REQUIREMENTS:
Extract each record and reproduce it exactly.

---------- STORED RECORDS ----------

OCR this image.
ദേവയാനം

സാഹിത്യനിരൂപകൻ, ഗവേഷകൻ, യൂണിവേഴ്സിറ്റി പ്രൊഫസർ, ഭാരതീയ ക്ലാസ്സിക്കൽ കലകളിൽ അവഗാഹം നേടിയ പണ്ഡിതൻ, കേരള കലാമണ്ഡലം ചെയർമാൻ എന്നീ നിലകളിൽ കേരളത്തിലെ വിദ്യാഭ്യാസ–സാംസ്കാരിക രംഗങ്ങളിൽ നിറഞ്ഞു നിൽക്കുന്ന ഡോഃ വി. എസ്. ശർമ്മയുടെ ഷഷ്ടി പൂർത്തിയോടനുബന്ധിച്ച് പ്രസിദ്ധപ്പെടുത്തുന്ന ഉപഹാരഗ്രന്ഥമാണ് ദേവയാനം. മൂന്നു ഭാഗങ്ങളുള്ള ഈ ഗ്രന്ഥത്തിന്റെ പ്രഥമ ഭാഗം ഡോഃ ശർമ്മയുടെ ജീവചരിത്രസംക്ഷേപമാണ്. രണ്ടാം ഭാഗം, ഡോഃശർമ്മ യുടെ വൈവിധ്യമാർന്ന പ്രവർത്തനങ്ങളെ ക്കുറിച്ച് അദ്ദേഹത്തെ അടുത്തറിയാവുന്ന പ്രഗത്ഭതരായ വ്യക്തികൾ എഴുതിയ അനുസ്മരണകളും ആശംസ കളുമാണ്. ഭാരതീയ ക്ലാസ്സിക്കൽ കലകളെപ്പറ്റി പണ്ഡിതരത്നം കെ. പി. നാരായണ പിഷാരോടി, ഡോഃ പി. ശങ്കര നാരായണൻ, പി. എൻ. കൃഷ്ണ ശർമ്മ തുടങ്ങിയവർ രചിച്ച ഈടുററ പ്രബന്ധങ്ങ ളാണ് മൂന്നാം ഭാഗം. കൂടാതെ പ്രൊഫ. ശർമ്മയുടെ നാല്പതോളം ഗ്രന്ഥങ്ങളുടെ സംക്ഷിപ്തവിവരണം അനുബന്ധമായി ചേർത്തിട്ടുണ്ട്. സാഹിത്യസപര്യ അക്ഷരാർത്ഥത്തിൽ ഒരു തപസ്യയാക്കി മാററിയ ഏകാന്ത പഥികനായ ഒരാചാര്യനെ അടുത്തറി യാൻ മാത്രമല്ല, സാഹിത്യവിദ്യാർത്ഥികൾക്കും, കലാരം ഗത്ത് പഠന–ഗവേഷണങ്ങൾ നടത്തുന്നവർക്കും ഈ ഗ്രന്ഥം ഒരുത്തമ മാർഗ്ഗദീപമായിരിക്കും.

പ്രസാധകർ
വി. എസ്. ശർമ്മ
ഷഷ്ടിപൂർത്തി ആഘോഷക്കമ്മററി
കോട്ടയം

----------

WRITTEN SOLUTION:
OCR this image.
ദേവയാനം

സാഹിത്യനിരൂപകൻ, ഗവേഷകൻ, യൂണിവേഴ്സിറ്റി പ്രൊഫസർ, ഭാരതീയ ക്ലാസ്സിക്കൽ കലകളിൽ അവഗാഹം നേടിയ പണ്ഡിതൻ, കേരള കലാമണ്ഡലം ചെയർമാൻ എന്നീ നിലകളിൽ കേരളത്തിലെ വിദ്യാഭ്യാസ–സാംസ്കാരിക രംഗങ്ങളിൽ നിറഞ്ഞു നിൽക്കുന്ന ഡോഃ വി. എസ്. ശർമ്മയുടെ ഷഷ്ടി പൂർത്തിയോടനുബന്ധിച്ച് പ്രസിദ്ധപ്പെടുത്തുന്ന ഉപഹാരഗ്രന്ഥമാണ് ദേവയാനം. മൂന്നു ഭാഗങ്ങളുള്ള ഈ ഗ്രന്ഥത്തിന്റെ പ്രഥമ ഭാഗം ഡോഃ ശർമ്മയുടെ ജീവചരിത്രസംക്ഷേപമാണ്. രണ്ടാം ഭാഗം, ഡോഃശർമ്മ യുടെ വൈവിധ്യമാർന്ന പ്രവർത്തനങ്ങളെ ക്കുറിച്ച് അദ്ദേഹത്തെ അടുത്തറിയാവുന്ന പ്രഗത്ഭതരായ വ്യക്തികൾ എഴുതിയ അനുസ്മരണകളും ആശംസ കളുമാണ്. ഭാരതീയ ക്ലാസ്സിക്കൽ കലകളെപ്പറ്റി പണ്ഡിതരത്നം കെ. പി. നാരായണ പിഷാരോടി, ഡോഃ പി. ശങ്കര നാരായണൻ, പി. എൻ. കൃഷ്ണ ശർമ്മ തുടങ്ങിയവർ രചിച്ച ഈടുററ പ്രബന്ധങ്ങ ളാണ് മൂന്നാം ഭാഗം. കൂടാതെ പ്രൊഫ. ശർമ്മയുടെ നാല്പതോളം ഗ്രന്ഥങ്ങളുടെ സംക്ഷിപ്തവിവരണം അനുബന്ധമായി ചേർത്തിട്ടുണ്ട്. സാഹിത്യസപര്യ അക്ഷരാർത്ഥത്തിൽ ഒരു തപസ്യയാക്കി മാററിയ ഏകാന്ത പഥികനായ ഒരാചാര്യനെ അടുത്തറി യാൻ മാത്രമല്ല, സാഹിത്യവിദ്യാർത്ഥികൾക്കും, കലാരം ഗത്ത് പഠന–ഗവേഷണങ്ങൾ നടത്തുന്നവർക്കും ഈ ഗ്രന്ഥം ഒരുത്തമ മാർഗ്ഗദീപമായിരിക്കും.

പ്രസാധകർ
വി. എസ്. ശർമ്മ
ഷഷ്ടിപൂർത്തി ആഘോഷക്കമ്മററി
കോട്ടയം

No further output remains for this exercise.